**DATASET EXTRACT:**
═══

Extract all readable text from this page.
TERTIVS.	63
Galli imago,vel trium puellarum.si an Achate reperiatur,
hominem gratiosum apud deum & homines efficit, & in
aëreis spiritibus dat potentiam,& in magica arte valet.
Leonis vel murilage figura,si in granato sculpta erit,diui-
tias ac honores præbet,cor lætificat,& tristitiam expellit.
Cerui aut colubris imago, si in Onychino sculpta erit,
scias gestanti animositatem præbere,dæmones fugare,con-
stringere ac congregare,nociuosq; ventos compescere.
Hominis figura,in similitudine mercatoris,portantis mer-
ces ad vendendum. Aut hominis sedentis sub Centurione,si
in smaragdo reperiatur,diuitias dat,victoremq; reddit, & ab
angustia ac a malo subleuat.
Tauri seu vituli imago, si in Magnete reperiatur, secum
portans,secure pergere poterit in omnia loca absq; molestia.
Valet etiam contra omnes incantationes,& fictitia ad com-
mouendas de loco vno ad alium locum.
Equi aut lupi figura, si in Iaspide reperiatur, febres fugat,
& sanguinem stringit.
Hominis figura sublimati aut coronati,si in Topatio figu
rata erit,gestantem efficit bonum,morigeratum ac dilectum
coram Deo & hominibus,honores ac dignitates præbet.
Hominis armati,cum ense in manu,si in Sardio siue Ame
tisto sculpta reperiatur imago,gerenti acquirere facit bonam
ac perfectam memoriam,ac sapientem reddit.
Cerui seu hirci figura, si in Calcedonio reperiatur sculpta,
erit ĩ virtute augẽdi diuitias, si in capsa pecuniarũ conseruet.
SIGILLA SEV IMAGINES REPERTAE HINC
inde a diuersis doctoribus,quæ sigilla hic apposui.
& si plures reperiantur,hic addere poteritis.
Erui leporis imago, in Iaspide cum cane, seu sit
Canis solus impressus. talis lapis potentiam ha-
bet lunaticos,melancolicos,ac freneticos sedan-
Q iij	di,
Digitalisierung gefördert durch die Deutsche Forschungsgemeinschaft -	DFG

═══

Take every line above carrying "sculpta" and return it.

Leonis vel murilage figura,si in granato sculpta erit,diui-
Cerui aut colubris imago, si in Onychino sculpta erit,
tisto sculpta reperiatur imago,gerenti acquirere facit bonam
Cerui seu hirci figura, si in Calcedonio reperiatur sculpta,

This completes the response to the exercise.